-- To do --
Keep only the lines of the data below that contain "клапан", and copy them.

-- Records provided --
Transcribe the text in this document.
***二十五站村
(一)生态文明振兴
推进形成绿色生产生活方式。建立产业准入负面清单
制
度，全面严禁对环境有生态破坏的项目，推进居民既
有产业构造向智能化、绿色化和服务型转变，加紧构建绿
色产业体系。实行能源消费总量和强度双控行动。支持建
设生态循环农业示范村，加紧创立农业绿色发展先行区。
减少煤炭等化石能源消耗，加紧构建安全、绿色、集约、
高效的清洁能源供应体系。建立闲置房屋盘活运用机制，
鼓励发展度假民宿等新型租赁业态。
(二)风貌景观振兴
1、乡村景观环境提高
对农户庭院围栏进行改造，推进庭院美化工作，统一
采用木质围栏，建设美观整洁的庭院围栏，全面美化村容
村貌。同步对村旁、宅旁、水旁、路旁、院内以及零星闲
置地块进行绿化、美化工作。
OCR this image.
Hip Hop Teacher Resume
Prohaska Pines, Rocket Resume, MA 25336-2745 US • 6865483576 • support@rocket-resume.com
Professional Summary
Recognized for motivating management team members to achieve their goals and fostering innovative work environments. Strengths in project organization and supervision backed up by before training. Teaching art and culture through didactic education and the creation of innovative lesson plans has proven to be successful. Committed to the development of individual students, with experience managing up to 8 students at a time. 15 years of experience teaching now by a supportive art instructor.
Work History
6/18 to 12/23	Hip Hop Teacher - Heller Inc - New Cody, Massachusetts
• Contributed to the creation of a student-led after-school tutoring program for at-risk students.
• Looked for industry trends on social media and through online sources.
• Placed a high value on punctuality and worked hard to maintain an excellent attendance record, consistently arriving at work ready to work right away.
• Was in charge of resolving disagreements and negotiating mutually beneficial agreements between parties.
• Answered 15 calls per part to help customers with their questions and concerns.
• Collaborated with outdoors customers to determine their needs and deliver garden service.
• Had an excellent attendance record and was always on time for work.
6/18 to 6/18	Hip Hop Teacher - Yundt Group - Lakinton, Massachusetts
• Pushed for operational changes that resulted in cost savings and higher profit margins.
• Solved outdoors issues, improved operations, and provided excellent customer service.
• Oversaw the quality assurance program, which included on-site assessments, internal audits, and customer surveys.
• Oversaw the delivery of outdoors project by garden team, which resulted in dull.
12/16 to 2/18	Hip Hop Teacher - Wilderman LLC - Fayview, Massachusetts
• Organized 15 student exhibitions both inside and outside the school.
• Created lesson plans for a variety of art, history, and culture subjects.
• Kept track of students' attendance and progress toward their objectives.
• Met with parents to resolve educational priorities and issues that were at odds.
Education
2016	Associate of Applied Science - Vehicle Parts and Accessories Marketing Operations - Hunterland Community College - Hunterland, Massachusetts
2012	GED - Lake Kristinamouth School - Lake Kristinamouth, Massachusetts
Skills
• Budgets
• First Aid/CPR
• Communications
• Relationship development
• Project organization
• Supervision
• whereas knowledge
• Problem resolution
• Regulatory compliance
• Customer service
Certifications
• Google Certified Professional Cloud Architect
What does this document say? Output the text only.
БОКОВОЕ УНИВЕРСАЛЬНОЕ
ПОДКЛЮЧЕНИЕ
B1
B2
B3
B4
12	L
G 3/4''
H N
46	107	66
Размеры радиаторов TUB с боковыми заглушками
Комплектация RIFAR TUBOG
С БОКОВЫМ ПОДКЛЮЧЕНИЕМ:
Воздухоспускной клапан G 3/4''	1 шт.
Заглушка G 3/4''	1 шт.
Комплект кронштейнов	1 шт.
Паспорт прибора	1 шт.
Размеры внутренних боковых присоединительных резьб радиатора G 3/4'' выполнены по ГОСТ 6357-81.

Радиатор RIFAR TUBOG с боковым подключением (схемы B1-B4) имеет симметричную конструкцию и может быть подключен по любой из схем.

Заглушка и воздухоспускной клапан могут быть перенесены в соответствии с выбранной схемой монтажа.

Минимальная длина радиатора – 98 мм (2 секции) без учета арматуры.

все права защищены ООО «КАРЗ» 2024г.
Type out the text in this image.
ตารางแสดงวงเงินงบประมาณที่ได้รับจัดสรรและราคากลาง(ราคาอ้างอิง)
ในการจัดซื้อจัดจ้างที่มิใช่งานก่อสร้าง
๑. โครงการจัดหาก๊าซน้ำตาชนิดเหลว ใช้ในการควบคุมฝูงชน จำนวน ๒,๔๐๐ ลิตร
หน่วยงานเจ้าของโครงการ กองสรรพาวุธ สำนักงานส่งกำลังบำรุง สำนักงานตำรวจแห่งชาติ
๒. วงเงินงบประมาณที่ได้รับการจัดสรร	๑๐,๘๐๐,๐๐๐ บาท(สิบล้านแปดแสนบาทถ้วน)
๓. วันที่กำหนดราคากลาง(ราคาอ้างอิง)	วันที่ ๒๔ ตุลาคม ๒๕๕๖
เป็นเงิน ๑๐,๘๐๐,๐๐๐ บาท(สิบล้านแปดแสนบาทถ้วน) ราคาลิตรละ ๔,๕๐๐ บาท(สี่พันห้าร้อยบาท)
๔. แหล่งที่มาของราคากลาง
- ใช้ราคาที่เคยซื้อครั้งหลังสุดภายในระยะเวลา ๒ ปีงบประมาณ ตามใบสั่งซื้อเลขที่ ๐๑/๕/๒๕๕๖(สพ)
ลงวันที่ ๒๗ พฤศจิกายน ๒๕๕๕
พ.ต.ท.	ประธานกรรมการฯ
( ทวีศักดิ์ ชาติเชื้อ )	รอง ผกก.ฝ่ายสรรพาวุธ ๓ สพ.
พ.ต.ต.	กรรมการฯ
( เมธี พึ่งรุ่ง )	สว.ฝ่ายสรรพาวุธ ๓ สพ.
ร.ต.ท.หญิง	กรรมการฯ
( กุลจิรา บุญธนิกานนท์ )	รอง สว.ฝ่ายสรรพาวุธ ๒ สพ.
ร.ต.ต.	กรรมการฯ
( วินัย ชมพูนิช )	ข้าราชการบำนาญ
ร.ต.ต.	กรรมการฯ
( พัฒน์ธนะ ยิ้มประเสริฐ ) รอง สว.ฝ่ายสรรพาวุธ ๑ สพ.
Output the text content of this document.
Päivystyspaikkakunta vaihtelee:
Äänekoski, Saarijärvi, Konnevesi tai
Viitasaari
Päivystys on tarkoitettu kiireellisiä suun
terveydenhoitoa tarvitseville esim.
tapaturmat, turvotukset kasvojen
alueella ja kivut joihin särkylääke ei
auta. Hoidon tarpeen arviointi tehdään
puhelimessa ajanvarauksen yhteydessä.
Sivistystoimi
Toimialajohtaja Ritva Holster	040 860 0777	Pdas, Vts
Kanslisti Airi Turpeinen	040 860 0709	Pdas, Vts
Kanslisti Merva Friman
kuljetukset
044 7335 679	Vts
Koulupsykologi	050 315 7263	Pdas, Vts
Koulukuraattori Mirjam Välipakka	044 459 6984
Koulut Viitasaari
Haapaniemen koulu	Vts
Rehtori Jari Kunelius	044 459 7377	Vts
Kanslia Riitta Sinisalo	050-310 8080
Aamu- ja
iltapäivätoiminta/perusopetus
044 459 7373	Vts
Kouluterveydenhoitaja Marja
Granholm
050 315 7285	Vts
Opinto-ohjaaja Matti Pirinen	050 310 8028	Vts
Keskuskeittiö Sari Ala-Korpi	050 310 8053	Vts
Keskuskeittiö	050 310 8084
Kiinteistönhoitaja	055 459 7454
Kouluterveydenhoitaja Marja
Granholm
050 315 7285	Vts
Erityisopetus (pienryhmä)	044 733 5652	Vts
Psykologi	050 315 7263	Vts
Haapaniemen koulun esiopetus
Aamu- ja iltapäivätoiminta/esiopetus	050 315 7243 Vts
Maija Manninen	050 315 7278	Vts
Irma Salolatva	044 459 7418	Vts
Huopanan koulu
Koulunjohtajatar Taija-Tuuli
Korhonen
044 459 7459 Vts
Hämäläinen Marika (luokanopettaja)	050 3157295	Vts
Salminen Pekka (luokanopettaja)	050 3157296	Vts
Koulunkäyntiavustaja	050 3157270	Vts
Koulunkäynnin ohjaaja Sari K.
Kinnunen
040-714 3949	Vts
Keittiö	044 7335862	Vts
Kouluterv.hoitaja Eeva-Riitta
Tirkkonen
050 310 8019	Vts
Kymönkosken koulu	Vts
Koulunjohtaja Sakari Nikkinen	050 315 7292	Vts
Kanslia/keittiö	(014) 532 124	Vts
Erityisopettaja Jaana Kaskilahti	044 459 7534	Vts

-- Complete output --
Воздухоспускной клапан G 3/4''	1 шт.
Заглушка и воздухоспускной клапан могут быть перенесены в соответствии с выбранной схемой монтажа.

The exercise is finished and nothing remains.